> [Supplied records]:
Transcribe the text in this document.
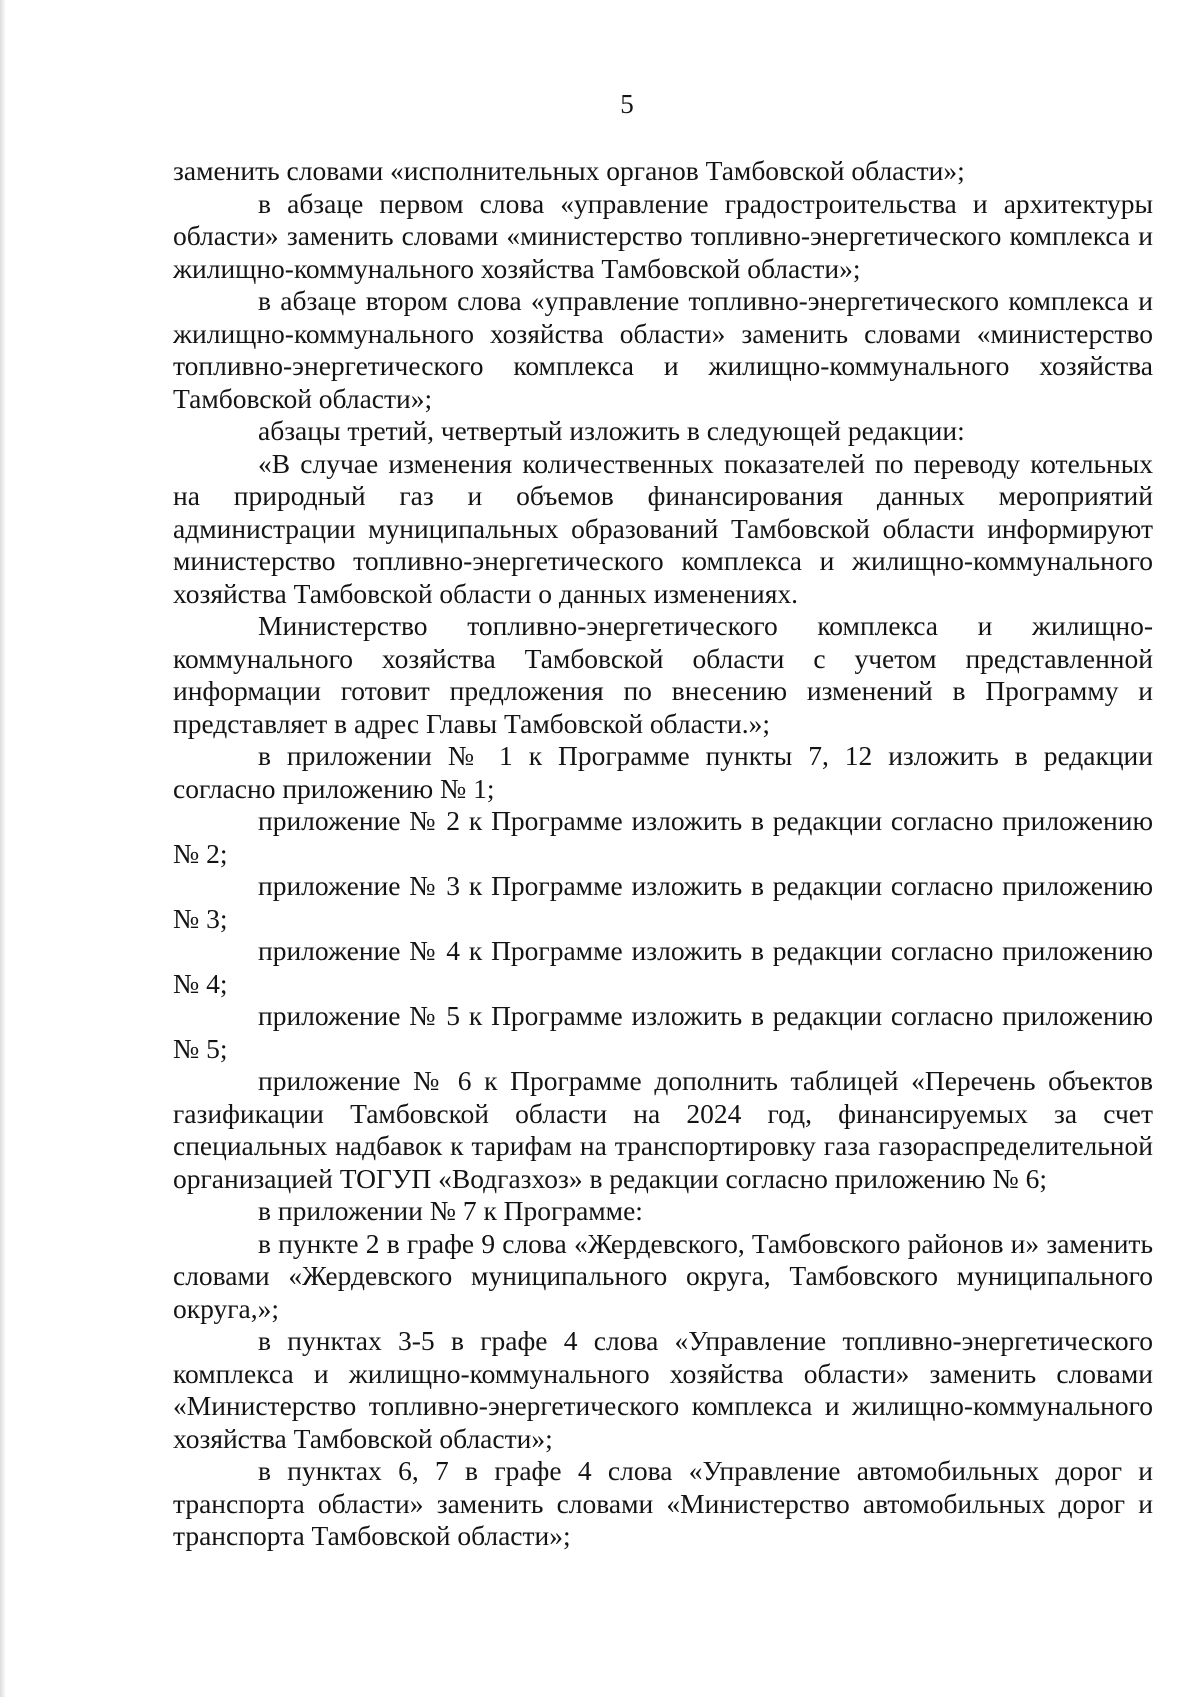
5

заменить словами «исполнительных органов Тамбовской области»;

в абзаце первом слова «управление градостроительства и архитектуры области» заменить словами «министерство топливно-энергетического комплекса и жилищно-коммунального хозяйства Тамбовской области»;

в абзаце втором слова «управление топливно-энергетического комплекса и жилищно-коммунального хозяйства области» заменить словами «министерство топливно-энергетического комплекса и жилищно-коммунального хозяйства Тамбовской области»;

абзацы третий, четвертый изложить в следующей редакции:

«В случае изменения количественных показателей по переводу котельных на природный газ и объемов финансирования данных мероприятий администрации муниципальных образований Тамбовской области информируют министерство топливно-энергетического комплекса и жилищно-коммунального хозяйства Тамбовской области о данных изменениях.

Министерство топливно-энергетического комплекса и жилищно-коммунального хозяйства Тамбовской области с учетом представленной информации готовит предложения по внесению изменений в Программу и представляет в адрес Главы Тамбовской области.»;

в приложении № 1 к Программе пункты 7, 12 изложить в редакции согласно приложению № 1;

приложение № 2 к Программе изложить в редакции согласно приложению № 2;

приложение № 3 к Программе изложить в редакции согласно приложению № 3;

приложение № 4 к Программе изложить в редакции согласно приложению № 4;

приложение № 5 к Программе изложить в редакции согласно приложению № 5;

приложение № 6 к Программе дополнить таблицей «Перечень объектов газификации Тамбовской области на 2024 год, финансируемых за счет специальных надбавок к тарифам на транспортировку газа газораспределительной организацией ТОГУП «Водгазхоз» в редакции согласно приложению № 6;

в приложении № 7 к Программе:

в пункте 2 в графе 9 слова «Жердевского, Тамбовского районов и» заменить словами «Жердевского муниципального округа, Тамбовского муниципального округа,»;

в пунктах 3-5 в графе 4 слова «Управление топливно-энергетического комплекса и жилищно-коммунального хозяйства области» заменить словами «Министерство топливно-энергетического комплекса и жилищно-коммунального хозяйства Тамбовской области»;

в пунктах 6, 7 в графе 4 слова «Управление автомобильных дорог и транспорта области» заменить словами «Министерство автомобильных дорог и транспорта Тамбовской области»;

==

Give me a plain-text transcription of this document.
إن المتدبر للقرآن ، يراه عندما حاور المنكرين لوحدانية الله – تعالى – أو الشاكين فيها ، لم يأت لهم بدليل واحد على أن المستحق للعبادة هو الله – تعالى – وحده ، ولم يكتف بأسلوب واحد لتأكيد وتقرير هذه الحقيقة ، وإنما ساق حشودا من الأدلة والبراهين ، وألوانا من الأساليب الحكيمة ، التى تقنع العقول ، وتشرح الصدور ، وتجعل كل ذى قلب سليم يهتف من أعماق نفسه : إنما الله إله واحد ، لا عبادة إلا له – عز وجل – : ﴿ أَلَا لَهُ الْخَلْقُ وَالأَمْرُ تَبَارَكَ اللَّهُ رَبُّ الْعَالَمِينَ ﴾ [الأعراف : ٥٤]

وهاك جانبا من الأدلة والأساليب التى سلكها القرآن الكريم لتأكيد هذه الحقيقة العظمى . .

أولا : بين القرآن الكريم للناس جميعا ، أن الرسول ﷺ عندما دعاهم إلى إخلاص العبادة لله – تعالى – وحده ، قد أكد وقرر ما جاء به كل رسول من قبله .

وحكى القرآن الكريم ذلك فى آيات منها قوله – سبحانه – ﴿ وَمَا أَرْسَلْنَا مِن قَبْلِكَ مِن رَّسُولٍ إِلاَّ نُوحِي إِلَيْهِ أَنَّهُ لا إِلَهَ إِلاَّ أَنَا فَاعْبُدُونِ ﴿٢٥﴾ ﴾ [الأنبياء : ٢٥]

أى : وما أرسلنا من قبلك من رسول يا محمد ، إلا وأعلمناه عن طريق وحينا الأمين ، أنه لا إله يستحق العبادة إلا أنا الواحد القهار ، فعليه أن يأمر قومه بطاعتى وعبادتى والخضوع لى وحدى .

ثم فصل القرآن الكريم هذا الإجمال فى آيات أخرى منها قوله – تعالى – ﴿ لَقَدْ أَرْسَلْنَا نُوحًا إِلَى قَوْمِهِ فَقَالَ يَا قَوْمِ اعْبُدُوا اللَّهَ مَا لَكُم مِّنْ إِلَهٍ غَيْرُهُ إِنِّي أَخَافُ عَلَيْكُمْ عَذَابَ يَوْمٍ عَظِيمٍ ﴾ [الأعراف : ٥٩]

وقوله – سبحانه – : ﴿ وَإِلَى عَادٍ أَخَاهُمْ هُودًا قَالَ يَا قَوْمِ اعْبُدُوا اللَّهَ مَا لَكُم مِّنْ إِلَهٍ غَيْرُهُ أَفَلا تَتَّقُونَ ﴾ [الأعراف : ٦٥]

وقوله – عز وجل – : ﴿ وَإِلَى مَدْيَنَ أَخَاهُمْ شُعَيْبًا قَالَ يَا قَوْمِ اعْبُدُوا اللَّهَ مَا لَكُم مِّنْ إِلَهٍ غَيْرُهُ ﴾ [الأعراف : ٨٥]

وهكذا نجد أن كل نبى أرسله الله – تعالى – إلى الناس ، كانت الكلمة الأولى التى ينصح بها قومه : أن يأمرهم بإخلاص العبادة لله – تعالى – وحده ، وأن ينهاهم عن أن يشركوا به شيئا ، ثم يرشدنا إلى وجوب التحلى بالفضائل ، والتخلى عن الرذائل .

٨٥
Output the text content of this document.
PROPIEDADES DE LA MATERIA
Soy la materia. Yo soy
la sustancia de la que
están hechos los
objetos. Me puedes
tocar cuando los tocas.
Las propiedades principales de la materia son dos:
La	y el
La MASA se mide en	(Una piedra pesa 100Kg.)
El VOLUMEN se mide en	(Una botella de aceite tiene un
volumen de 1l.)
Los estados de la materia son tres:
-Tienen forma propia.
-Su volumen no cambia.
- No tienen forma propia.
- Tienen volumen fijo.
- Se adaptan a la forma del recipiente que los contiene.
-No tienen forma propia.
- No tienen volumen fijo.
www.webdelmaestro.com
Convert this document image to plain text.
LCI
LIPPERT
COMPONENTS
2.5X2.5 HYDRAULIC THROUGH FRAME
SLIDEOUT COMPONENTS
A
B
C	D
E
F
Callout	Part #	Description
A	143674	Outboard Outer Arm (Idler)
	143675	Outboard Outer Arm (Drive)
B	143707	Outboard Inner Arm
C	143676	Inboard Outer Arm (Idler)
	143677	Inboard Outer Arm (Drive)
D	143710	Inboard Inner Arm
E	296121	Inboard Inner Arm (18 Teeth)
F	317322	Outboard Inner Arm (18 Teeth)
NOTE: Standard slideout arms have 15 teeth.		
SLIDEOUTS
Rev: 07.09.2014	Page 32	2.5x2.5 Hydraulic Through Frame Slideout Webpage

> [Given problem]: Every line in the data that holds "приложение" should be copied out.

> [Written response]:
приложение № 2 к Программе изложить в редакции согласно приложению № 2;
приложение № 3 к Программе изложить в редакции согласно приложению № 3;
приложение № 4 к Программе изложить в редакции согласно приложению № 4;
приложение № 5 к Программе изложить в редакции согласно приложению № 5;
приложение № 6 к Программе дополнить таблицей «Перечень объектов газификации Тамбовской области на 2024 год, финансируемых за счет специальных надбавок к тарифам на транспортировку газа газораспределительной организацией ТОГУП «Водгазхоз» в редакции согласно приложению № 6;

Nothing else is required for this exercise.